(Consegna) Elenchi tutte le persone indicate per nome nella voce del brano dedicata a Teodosio I il Grande.

(Brano dell'esercizio)
>>>>>
Simonia

Consiste nel comprare con soldi (o altri beni naturali) valori o facoltà spirituali, quali le funzioni sacerdotali.
Nel medioevo era una pratica molto diffusa, e prende il nome da Simone di Samaria, detto mago.
Infatti negli Atti degli Apostoli egli viene ricordato come colui che offrì denaro a San Pietro in cambio della trasmissione del potere di fare miracoli.
A questa proposta San Pietro rispose: “Il tuo danaro vada in perdizione con te”.
La Chiesa reagì duramente, considerandola come peccato ed eresia.
Giulio II (1503-1513) stabilì come invalida l’elevazione simoniaca di un pontefice e scomunicò il candidato.

Statuti comunali

Nel comune medioevale esisteva un complesso unitario scritto di normative, raggruppante consuetudini locali (antiche e meno antiche), norme deliberate dall’assemblea generale (statuta in senso stretto) e brevia.
Furono istituiti alla fine dell’XII secolo e si diffusero in tutte le città soprattutto nel XIII secolo.
Lo statuto veniva raccolto in un libro generale.
Se interveniva una nuova norma su una materia già trattata, si cancellava la vecchia e di seguito a questa o a margine del foglio si annotava la nuova.
Se poi la modifica era parziale o veniva solo integrata, si apponevano delle additiones.
Tale sistema, poteva indurre confusione e alimentare il pericolo di alterazioni.
Infatti si diffuse nella pratica l’abitudine ad adottare più copie del libro generale.
Una di queste veniva custodita nell’arca segreta del comune, un’altra si teneva saldamente legata ad una catena in un luogo pubblico, affinchè fosse di pubblico dominio ed altre copie si lasciavano in affidamento a chiese e monasteri.

Teodosio I il Grande (347-395 d.C.)

Egli fu un valoroso generale nella guerra contro i Goti .
Fu nominato Augustus per la pars Orientis da Graziano nel 379.
Nel 383 dopo la morte dell’imperatore rimase a Teodosio la prefettura d’Oriente.
L’impero fu diviso in tre parti, ma Magno Massimo nel 387 si impadroni’ delle prefetture d’Italia e d’Africa.
Nel 388 egli venne ucciso ad Aquileia da teodosio I il grande che riportò in Occidente una relativa tranquillità.
Nel 394 Teodosio I rimase solo al potere.
Egli cercò di rinsaldare l’unità dell’impero, imponendo il cattolicesimo come unica religione di Stato.
Alla sua morte, nel 395 d.C., gli successero i figli Arcadio (Augusto dal 383) reggente della pars orientale, ed Onorio (Augusto dal 393) reggente di quella occidentale.
Le due partes avevano tradizioni storico-culturali e religiose differenti e questo portò all’intensificarsi dei conflitti.
<<<<<
(Dati in esame)
>>>>>
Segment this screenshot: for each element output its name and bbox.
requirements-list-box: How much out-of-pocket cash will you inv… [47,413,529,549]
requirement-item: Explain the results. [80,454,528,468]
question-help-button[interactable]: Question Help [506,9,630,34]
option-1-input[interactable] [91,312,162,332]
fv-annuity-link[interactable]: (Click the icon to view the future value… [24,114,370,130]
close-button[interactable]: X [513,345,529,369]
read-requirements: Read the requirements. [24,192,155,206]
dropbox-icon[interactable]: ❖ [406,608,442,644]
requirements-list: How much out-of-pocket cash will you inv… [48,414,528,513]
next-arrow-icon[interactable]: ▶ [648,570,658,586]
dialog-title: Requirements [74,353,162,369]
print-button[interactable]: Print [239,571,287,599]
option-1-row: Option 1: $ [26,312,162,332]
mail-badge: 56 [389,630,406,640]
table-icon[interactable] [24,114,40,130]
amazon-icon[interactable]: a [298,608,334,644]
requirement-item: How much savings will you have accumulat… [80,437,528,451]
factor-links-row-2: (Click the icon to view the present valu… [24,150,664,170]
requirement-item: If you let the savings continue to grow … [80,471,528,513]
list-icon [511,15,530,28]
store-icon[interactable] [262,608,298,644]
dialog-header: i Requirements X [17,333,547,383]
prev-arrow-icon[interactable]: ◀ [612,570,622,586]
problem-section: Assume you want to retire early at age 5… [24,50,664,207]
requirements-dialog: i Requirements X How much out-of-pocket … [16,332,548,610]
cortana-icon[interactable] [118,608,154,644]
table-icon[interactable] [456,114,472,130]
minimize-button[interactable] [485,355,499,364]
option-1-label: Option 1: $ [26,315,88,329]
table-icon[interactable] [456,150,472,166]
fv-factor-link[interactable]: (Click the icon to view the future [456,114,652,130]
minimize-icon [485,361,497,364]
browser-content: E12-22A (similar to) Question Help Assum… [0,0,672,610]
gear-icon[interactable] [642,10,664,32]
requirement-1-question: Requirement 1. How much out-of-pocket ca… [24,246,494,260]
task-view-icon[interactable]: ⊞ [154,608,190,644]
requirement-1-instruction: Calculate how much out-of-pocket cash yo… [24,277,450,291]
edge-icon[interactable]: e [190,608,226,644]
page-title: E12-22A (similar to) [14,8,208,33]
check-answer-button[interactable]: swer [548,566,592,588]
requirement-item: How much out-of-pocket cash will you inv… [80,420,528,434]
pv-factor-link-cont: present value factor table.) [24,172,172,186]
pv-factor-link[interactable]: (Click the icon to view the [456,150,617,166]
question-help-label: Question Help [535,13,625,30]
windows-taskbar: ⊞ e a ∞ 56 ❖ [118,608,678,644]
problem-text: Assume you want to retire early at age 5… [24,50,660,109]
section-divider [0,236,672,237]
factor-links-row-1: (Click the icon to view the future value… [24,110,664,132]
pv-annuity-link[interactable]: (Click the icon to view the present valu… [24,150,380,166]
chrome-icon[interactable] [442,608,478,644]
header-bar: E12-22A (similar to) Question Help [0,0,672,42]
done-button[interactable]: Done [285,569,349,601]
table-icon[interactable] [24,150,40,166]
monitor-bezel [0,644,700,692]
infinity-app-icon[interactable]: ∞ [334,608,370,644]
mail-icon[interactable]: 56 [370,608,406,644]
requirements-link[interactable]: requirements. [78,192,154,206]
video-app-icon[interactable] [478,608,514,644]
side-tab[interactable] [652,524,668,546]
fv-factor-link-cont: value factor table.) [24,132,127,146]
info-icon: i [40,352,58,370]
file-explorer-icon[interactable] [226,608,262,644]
<<<<<
(Soluzione)
- Teodosio I il Grande
- Graziano
- Magno Massimo
- Arcadio
- Onorio